Task objective: Copy all records verbatim.

### Exercise inputs ###

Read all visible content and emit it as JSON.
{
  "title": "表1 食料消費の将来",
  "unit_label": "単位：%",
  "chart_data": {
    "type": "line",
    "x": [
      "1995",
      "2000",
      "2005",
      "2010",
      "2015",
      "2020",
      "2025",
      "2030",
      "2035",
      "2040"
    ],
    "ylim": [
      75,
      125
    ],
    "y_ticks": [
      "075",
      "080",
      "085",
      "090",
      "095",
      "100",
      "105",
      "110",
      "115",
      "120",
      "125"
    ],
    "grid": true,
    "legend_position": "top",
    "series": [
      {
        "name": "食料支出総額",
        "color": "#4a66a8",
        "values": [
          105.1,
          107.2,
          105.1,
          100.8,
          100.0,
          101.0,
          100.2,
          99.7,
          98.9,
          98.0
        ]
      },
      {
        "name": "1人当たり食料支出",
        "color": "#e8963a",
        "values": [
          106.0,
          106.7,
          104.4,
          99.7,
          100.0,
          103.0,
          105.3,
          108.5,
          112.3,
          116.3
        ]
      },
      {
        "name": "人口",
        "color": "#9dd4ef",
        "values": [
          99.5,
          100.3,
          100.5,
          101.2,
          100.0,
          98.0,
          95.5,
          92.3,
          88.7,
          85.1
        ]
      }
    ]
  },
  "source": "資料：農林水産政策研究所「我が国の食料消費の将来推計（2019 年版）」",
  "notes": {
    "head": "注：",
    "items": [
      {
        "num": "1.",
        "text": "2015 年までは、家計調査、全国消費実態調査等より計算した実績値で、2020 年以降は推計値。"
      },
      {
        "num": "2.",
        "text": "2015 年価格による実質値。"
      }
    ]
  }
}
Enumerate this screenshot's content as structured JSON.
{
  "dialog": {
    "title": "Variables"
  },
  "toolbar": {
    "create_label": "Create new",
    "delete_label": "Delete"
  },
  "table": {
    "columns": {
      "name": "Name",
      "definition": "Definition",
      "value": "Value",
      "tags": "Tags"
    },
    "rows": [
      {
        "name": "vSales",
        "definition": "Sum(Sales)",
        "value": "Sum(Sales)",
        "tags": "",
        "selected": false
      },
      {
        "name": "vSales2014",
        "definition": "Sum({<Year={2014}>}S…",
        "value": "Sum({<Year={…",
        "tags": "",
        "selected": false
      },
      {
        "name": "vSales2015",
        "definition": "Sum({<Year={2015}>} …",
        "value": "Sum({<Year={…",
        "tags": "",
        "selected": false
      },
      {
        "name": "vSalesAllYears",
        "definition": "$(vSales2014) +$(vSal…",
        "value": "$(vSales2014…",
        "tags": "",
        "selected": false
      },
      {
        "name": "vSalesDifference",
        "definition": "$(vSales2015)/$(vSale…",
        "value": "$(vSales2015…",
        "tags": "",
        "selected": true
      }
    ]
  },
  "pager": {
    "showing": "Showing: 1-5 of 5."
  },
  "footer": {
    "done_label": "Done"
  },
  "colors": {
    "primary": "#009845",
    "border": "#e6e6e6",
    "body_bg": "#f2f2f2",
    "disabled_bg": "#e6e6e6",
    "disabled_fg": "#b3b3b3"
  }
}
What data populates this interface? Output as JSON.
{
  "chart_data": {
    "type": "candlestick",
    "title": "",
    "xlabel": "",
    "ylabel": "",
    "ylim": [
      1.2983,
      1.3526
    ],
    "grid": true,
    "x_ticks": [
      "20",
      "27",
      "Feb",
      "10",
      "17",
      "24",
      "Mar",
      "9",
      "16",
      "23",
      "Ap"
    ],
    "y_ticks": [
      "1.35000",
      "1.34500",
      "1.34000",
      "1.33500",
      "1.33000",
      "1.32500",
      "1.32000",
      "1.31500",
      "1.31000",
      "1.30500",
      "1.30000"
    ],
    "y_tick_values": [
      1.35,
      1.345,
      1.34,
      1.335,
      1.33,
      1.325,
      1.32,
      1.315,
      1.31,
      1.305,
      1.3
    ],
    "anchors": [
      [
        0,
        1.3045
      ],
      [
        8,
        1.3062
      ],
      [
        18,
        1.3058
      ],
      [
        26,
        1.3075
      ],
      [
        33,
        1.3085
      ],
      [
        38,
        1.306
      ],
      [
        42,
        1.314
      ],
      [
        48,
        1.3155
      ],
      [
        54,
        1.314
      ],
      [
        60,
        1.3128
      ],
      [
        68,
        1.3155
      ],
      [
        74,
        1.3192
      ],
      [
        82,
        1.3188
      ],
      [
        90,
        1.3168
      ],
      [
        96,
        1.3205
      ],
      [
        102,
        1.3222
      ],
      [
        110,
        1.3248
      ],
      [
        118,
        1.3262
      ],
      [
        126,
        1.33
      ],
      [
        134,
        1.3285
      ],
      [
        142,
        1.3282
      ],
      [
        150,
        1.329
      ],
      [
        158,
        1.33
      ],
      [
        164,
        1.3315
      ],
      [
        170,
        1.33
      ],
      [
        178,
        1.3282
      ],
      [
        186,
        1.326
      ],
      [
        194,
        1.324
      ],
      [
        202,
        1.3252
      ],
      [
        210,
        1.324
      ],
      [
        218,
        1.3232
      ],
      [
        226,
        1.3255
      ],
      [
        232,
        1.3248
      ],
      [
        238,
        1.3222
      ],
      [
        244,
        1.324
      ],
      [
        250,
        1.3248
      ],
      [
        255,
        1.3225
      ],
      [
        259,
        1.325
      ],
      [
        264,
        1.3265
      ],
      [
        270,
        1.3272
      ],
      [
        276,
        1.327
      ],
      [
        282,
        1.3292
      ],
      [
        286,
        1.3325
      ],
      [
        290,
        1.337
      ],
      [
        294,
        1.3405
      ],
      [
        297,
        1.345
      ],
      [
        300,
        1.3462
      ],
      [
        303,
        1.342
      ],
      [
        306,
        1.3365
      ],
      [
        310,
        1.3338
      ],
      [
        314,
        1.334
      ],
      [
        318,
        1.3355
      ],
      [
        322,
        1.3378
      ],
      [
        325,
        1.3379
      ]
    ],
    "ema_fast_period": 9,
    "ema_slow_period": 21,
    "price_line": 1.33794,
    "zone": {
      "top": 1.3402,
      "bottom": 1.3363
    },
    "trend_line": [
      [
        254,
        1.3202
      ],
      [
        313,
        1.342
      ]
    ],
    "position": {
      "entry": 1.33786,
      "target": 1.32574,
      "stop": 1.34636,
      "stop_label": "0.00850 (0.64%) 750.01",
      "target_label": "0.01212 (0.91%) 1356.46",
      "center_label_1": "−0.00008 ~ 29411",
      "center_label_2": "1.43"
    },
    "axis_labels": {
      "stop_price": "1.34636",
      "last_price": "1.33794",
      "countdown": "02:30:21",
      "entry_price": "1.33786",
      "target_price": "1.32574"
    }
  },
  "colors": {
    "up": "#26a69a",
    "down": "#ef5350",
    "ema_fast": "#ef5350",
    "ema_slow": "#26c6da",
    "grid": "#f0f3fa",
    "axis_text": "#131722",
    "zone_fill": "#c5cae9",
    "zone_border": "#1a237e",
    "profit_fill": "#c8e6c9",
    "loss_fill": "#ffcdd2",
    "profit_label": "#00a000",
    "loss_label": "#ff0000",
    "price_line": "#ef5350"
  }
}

###

The solution:
Read all visible content and emit it as JSON.
{
  "title": "表1 食料消費の将来",
  "unit_label": "単位：%",
  "chart_data": {
    "type": "line",
    "x": [
      "1995",
      "2000",
      "2005",
      "2010",
      "2015",
      "2020",
      "2025",
      "2030",
      "2035",
      "2040"
    ],
    "ylim": [
      75,
      125
    ],
    "y_ticks": [
      "075",
      "080",
      "085",
      "090",
      "095",
      "100",
      "105",
      "110",
      "115",
      "120",
      "125"
    ],
    "grid": true,
    "legend_position": "top",
    "series": [
      {
        "name": "食料支出総額",
        "color": "#4a66a8",
        "values": [
          105.1,
          107.2,
          105.1,
          100.8,
          100.0,
          101.0,
          100.2,
          99.7,
          98.9,
          98.0
        ]
      },
      {
        "name": "1人当たり食料支出",
        "color": "#e8963a",
        "values": [
          106.0,
          106.7,
          104.4,
          99.7,
          100.0,
          103.0,
          105.3,
          108.5,
          112.3,
          116.3
        ]
      },
      {
        "name": "人口",
        "color": "#9dd4ef",
        "values": [
          99.5,
          100.3,
          100.5,
          101.2,
          100.0,
          98.0,
          95.5,
          92.3,
          88.7,
          85.1
        ]
      }
    ]
  },
  "source": "資料：農林水産政策研究所「我が国の食料消費の将来推計（2019 年版）」",
  "notes": {
    "head": "注：",
    "items": [
      {
        "num": "1.",
        "text": "2015 年までは、家計調査、全国消費実態調査等より計算した実績値で、2020 年以降は推計値。"
      },
      {
        "num": "2.",
        "text": "2015 年価格による実質値。"
      }
    ]
  }
}
Enumerate this screenshot's content as structured JSON.
{
  "dialog": {
    "title": "Variables"
  },
  "toolbar": {
    "create_label": "Create new",
    "delete_label": "Delete"
  },
  "table": {
    "columns": {
      "name": "Name",
      "definition": "Definition",
      "value": "Value",
      "tags": "Tags"
    },
    "rows": [
      {
        "name": "vSales",
        "definition": "Sum(Sales)",
        "value": "Sum(Sales)",
        "tags": "",
        "selected": false
      },
      {
        "name": "vSales2014",
        "definition": "Sum({<Year={2014}>}S…",
        "value": "Sum({<Year={…",
        "tags": "",
        "selected": false
      },
      {
        "name": "vSales2015",
        "definition": "Sum({<Year={2015}>} …",
        "value": "Sum({<Year={…",
        "tags": "",
        "selected": false
      },
      {
        "name": "vSalesAllYears",
        "definition": "$(vSales2014) +$(vSal…",
        "value": "$(vSales2014…",
        "tags": "",
        "selected": false
      },
      {
        "name": "vSalesDifference",
        "definition": "$(vSales2015)/$(vSale…",
        "value": "$(vSales2015…",
        "tags": "",
        "selected": true
      }
    ]
  },
  "pager": {
    "showing": "Showing: 1-5 of 5."
  },
  "footer": {
    "done_label": "Done"
  },
  "colors": {
    "primary": "#009845",
    "border": "#e6e6e6",
    "body_bg": "#f2f2f2",
    "disabled_bg": "#e6e6e6",
    "disabled_fg": "#b3b3b3"
  }
}
What data populates this interface? Output as JSON.
{
  "chart_data": {
    "type": "candlestick",
    "title": "",
    "xlabel": "",
    "ylabel": "",
    "ylim": [
      1.2983,
      1.3526
    ],
    "grid": true,
    "x_ticks": [
      "20",
      "27",
      "Feb",
      "10",
      "17",
      "24",
      "Mar",
      "9",
      "16",
      "23",
      "Ap"
    ],
    "y_ticks": [
      "1.35000",
      "1.34500",
      "1.34000",
      "1.33500",
      "1.33000",
      "1.32500",
      "1.32000",
      "1.31500",
      "1.31000",
      "1.30500",
      "1.30000"
    ],
    "y_tick_values": [
      1.35,
      1.345,
      1.34,
      1.335,
      1.33,
      1.325,
      1.32,
      1.315,
      1.31,
      1.305,
      1.3
    ],
    "anchors": [
      [
        0,
        1.3045
      ],
      [
        8,
        1.3062
      ],
      [
        18,
        1.3058
      ],
      [
        26,
        1.3075
      ],
      [
        33,
        1.3085
      ],
      [
        38,
        1.306
      ],
      [
        42,
        1.314
      ],
      [
        48,
        1.3155
      ],
      [
        54,
        1.314
      ],
      [
        60,
        1.3128
      ],
      [
        68,
        1.3155
      ],
      [
        74,
        1.3192
      ],
      [
        82,
        1.3188
      ],
      [
        90,
        1.3168
      ],
      [
        96,
        1.3205
      ],
      [
        102,
        1.3222
      ],
      [
        110,
        1.3248
      ],
      [
        118,
        1.3262
      ],
      [
        126,
        1.33
      ],
      [
        134,
        1.3285
      ],
      [
        142,
        1.3282
      ],
      [
        150,
        1.329
      ],
      [
        158,
        1.33
      ],
      [
        164,
        1.3315
      ],
      [
        170,
        1.33
      ],
      [
        178,
        1.3282
      ],
      [
        186,
        1.326
      ],
      [
        194,
        1.324
      ],
      [
        202,
        1.3252
      ],
      [
        210,
        1.324
      ],
      [
        218,
        1.3232
      ],
      [
        226,
        1.3255
      ],
      [
        232,
        1.3248
      ],
      [
        238,
        1.3222
      ],
      [
        244,
        1.324
      ],
      [
        250,
        1.3248
      ],
      [
        255,
        1.3225
      ],
      [
        259,
        1.325
      ],
      [
        264,
        1.3265
      ],
      [
        270,
        1.3272
      ],
      [
        276,
        1.327
      ],
      [
        282,
        1.3292
      ],
      [
        286,
        1.3325
      ],
      [
        290,
        1.337
      ],
      [
        294,
        1.3405
      ],
      [
        297,
        1.345
      ],
      [
        300,
        1.3462
      ],
      [
        303,
        1.342
      ],
      [
        306,
        1.3365
      ],
      [
        310,
        1.3338
      ],
      [
        314,
        1.334
      ],
      [
        318,
        1.3355
      ],
      [
        322,
        1.3378
      ],
      [
        325,
        1.3379
      ]
    ],
    "ema_fast_period": 9,
    "ema_slow_period": 21,
    "price_line": 1.33794,
    "zone": {
      "top": 1.3402,
      "bottom": 1.3363
    },
    "trend_line": [
      [
        254,
        1.3202
      ],
      [
        313,
        1.342
      ]
    ],
    "position": {
      "entry": 1.33786,
      "target": 1.32574,
      "stop": 1.34636,
      "stop_label": "0.00850 (0.64%) 750.01",
      "target_label": "0.01212 (0.91%) 1356.46",
      "center_label_1": "−0.00008 ~ 29411",
      "center_label_2": "1.43"
    },
    "axis_labels": {
      "stop_price": "1.34636",
      "last_price": "1.33794",
      "countdown": "02:30:21",
      "entry_price": "1.33786",
      "target_price": "1.32574"
    }
  },
  "colors": {
    "up": "#26a69a",
    "down": "#ef5350",
    "ema_fast": "#ef5350",
    "ema_slow": "#26c6da",
    "grid": "#f0f3fa",
    "axis_text": "#131722",
    "zone_fill": "#c5cae9",
    "zone_border": "#1a237e",
    "profit_fill": "#c8e6c9",
    "loss_fill": "#ffcdd2",
    "profit_label": "#00a000",
    "loss_label": "#ff0000",
    "price_line": "#ef5350"
  }
}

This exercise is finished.